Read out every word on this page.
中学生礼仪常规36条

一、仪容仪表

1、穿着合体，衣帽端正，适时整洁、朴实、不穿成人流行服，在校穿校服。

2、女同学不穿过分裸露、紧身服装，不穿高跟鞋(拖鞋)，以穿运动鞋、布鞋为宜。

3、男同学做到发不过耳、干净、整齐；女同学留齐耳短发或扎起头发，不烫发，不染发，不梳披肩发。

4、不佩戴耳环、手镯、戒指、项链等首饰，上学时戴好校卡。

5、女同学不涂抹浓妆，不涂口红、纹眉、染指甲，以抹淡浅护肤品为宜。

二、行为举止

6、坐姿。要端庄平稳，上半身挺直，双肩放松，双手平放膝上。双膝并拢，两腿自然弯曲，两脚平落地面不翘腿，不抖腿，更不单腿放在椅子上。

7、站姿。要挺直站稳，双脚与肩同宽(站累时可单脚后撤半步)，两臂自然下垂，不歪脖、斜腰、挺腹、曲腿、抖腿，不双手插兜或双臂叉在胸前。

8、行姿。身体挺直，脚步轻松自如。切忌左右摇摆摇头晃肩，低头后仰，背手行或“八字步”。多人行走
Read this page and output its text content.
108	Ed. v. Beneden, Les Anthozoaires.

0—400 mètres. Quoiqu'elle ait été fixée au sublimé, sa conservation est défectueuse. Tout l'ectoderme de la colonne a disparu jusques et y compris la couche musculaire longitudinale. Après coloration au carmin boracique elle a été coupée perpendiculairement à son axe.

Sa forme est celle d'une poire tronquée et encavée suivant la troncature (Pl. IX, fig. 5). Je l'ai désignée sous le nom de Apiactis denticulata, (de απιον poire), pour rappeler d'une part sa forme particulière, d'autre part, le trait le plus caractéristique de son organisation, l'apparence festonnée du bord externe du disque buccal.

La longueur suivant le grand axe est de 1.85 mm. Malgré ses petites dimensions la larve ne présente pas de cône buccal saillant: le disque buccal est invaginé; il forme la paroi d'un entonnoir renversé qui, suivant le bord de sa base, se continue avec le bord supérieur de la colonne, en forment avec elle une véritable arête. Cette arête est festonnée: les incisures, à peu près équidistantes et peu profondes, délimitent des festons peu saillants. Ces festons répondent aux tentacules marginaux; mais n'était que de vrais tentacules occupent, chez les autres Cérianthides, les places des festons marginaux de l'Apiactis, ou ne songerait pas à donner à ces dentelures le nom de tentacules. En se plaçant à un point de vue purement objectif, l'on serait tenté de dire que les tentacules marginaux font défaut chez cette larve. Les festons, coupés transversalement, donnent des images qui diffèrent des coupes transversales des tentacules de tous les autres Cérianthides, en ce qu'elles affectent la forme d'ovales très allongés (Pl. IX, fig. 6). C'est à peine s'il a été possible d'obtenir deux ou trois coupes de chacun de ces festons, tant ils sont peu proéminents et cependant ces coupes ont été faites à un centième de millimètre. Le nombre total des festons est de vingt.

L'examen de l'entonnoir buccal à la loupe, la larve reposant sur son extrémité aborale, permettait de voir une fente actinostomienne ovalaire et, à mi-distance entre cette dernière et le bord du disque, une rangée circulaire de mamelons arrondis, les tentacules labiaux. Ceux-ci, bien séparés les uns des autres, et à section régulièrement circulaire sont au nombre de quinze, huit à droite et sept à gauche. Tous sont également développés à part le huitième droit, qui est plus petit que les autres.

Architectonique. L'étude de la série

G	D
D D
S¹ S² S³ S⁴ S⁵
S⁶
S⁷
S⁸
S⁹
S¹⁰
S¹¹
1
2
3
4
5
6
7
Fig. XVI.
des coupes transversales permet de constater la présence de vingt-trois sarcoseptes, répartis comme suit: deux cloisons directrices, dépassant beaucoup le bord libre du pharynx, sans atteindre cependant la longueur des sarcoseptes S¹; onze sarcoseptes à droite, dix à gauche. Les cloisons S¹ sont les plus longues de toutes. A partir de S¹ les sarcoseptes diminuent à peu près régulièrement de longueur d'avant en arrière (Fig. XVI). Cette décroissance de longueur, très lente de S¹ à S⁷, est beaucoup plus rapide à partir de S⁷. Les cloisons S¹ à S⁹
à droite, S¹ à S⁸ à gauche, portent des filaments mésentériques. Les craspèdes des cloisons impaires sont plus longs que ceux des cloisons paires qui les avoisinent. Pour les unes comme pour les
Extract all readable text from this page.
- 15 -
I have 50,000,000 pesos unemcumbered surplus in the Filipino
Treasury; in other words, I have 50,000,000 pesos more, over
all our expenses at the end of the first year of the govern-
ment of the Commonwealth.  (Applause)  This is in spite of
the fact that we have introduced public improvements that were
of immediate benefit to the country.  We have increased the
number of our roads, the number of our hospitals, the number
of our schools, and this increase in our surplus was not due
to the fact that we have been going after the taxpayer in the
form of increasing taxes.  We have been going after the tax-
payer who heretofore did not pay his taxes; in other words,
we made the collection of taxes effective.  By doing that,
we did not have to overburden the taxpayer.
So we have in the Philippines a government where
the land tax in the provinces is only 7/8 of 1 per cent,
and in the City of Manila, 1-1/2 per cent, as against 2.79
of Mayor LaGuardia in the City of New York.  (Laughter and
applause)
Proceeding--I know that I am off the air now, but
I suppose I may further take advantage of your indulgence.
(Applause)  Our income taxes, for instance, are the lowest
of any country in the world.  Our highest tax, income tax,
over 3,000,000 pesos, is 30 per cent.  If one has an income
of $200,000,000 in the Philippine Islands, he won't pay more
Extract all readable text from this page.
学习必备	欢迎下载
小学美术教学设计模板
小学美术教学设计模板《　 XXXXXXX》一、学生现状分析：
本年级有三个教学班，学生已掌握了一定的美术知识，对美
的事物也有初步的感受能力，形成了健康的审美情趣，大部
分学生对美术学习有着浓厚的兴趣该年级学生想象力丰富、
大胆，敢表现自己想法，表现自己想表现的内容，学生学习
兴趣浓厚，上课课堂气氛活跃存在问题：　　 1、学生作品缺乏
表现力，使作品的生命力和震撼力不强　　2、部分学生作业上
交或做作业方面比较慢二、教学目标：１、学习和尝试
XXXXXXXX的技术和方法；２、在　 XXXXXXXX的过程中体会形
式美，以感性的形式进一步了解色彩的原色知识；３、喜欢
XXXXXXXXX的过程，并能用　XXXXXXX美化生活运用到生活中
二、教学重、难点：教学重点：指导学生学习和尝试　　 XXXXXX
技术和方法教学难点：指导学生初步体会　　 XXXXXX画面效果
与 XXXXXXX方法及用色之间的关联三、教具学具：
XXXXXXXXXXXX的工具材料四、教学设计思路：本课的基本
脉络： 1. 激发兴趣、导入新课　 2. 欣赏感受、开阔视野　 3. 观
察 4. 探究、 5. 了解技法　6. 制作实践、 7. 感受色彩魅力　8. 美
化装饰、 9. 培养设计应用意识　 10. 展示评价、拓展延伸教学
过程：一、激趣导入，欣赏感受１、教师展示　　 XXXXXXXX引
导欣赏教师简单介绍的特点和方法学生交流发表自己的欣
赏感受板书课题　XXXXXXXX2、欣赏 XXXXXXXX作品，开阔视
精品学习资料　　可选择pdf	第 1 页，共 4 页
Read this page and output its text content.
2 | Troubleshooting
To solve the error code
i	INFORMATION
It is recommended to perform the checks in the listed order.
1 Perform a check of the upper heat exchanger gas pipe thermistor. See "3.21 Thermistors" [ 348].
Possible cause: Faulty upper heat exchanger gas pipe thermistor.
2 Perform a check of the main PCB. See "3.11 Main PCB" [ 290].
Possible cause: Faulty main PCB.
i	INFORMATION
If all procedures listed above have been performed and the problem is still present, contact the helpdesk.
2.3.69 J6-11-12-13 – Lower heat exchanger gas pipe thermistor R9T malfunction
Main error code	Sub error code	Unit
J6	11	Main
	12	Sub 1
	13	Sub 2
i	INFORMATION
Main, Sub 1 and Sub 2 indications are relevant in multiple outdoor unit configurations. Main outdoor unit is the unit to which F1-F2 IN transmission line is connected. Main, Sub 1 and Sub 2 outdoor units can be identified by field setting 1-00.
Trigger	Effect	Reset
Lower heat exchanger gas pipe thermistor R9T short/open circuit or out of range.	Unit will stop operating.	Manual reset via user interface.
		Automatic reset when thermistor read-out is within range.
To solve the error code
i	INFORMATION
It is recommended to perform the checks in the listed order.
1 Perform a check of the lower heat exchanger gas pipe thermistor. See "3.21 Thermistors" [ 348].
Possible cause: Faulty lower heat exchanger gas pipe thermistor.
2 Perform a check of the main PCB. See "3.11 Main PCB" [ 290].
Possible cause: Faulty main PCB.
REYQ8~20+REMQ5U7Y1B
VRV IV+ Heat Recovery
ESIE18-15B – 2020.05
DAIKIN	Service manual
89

▸ Exercise:
Select every line of the material above holding the word "been" and copy it.

▸ The result:
to the fact that we have been going after the taxpayer in the
form of increasing taxes.  We have been going after the tax-
If all procedures listed above have been performed and the problem is still present, contact the helpdesk.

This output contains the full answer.